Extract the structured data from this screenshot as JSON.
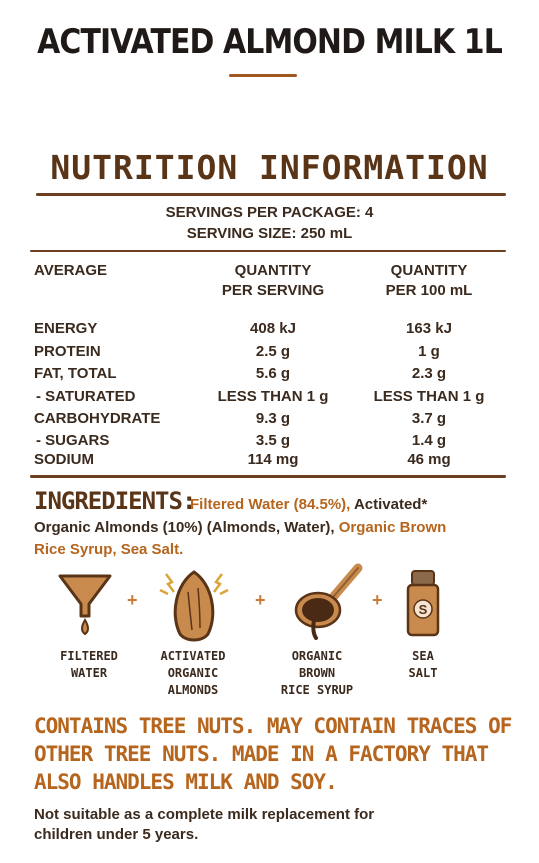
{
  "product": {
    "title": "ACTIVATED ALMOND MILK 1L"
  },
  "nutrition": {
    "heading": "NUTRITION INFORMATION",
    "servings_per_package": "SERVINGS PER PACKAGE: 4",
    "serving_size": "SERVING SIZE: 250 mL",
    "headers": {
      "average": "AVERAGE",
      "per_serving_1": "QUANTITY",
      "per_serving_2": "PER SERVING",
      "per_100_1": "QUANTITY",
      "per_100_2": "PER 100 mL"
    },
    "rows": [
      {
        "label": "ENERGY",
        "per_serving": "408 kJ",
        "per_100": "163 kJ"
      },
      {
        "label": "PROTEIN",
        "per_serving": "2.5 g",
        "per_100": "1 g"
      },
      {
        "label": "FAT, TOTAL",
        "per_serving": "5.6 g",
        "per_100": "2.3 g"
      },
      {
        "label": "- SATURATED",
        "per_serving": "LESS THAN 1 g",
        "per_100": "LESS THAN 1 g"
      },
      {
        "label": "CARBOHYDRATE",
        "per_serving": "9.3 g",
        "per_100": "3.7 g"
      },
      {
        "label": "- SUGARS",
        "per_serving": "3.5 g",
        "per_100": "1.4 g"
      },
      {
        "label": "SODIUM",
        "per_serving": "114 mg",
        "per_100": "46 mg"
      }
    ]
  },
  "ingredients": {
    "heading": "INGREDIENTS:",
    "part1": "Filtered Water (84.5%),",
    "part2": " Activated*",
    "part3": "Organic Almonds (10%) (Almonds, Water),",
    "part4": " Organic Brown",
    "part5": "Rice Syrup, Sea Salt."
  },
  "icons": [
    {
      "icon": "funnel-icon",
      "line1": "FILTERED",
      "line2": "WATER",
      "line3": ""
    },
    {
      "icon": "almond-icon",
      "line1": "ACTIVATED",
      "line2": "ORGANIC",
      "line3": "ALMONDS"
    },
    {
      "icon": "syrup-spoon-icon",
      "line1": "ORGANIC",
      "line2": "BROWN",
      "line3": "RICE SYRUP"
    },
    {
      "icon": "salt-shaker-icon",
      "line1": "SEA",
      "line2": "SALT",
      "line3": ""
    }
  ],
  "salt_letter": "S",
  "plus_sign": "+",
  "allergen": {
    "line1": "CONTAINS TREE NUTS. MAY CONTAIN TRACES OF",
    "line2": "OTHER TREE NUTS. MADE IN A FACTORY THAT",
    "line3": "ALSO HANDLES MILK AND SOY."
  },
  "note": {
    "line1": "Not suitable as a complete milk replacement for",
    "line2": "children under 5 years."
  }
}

━━━━━━━━━━━━━━━━━━━━

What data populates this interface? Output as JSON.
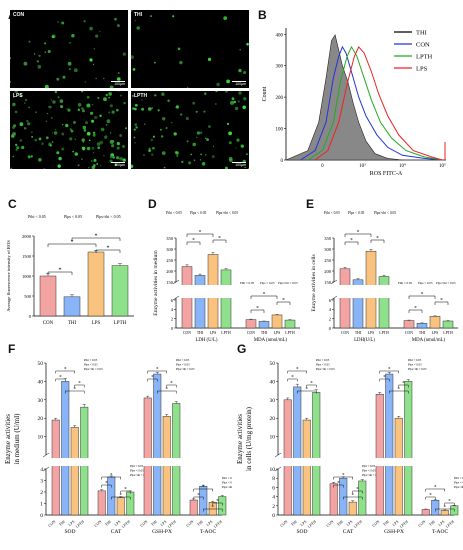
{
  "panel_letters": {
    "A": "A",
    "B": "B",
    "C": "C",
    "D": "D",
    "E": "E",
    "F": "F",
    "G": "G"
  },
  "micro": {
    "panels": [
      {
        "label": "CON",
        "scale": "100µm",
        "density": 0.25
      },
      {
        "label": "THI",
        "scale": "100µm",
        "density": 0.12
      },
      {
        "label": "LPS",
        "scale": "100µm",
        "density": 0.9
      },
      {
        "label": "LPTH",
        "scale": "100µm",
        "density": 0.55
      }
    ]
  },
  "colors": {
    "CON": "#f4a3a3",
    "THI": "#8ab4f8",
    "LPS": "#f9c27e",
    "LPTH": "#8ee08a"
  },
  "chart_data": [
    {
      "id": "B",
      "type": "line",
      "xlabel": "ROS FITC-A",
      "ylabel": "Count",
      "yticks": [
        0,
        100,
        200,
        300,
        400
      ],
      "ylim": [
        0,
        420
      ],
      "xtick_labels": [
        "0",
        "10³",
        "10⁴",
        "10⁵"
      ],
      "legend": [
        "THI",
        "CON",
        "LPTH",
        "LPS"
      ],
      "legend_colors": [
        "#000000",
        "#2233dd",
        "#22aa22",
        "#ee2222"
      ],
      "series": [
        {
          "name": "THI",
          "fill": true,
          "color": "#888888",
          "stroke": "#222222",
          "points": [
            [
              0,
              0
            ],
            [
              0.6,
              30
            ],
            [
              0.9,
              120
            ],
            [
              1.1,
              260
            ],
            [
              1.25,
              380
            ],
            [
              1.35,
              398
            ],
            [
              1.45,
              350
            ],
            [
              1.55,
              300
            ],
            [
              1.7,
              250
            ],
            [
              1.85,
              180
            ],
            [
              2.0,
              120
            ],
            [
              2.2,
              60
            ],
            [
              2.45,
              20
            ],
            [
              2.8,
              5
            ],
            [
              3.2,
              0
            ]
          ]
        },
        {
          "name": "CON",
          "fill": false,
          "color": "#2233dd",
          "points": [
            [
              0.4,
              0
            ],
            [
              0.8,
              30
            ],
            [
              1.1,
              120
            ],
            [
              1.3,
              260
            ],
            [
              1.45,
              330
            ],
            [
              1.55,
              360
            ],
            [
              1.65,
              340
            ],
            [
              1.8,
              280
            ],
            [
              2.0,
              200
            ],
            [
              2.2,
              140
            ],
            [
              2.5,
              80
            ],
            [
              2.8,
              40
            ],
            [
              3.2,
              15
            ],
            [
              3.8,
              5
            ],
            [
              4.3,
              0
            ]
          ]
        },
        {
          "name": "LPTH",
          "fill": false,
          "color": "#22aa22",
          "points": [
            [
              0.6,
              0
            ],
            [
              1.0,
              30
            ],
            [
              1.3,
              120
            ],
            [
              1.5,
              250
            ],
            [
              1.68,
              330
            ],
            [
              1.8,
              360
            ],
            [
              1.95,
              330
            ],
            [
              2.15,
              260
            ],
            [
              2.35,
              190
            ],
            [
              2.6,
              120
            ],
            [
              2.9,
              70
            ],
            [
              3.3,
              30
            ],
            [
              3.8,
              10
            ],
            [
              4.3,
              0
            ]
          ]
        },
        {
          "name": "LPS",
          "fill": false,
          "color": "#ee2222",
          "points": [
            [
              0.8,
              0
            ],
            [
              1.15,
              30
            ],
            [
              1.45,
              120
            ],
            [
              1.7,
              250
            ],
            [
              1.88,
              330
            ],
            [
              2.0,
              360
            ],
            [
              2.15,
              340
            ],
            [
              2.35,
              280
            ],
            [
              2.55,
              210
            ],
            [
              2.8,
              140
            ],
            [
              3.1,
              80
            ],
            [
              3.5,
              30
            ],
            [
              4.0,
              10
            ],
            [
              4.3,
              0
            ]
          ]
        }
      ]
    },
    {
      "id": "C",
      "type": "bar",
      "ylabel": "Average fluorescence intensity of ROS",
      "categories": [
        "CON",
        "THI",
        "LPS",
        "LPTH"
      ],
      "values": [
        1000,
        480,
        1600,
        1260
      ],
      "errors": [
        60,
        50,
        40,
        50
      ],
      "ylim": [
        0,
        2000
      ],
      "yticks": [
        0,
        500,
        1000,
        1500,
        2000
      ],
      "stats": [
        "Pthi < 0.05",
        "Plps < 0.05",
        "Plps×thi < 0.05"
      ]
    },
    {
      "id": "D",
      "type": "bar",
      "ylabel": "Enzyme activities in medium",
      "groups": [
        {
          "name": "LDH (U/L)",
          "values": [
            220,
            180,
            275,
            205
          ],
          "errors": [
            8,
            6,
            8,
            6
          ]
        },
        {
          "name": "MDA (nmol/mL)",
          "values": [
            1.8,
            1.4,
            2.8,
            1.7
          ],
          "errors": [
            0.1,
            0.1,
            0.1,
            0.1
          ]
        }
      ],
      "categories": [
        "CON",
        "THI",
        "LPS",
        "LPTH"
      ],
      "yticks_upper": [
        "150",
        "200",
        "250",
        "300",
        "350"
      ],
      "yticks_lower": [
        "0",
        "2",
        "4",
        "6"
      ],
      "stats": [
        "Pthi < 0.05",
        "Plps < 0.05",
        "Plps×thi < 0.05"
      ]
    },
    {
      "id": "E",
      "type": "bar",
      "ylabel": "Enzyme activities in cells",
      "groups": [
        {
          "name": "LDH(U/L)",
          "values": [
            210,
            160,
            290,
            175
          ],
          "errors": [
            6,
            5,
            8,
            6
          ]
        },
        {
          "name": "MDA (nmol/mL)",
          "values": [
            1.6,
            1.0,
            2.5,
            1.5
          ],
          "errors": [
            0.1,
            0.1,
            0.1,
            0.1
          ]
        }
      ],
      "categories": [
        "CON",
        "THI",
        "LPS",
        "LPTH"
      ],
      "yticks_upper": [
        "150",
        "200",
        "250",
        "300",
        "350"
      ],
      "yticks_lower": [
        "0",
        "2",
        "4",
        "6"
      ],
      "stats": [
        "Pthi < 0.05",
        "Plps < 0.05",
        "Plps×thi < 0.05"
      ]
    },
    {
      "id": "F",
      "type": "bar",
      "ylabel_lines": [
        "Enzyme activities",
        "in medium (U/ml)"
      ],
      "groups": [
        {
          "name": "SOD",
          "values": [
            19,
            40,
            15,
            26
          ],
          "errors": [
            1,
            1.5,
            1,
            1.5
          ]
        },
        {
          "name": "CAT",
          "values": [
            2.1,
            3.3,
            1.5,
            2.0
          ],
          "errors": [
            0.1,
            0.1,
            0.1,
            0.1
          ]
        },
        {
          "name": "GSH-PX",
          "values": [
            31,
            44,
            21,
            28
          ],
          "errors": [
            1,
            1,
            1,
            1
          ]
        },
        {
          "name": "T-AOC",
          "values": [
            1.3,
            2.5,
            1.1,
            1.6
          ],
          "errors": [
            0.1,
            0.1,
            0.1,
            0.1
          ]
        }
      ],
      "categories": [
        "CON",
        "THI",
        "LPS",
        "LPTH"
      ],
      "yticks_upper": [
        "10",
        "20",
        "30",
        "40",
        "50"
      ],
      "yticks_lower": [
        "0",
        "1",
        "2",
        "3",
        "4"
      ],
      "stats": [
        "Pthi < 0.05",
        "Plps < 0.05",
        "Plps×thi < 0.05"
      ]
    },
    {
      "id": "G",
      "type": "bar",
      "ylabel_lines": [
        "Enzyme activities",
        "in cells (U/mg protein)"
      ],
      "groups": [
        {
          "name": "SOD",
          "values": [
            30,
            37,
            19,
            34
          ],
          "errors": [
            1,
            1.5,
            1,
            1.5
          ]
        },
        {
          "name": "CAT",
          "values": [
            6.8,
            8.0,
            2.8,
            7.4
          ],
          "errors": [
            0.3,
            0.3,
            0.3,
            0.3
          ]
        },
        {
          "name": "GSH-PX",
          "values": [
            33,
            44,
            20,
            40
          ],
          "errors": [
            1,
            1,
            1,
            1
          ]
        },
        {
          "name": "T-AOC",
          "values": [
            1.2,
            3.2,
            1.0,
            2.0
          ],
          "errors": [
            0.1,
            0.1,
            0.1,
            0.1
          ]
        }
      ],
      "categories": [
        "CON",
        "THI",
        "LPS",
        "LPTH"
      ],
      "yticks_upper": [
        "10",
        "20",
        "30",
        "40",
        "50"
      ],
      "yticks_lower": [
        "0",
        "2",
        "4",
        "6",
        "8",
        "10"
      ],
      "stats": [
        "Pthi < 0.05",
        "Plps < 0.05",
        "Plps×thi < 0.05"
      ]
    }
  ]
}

━━━━━━━━━━━━━━━━━━━━

# To do
Wherever the string "TREE" shows up in a line of the records, count that line once. Report the total alone.

# Written response
2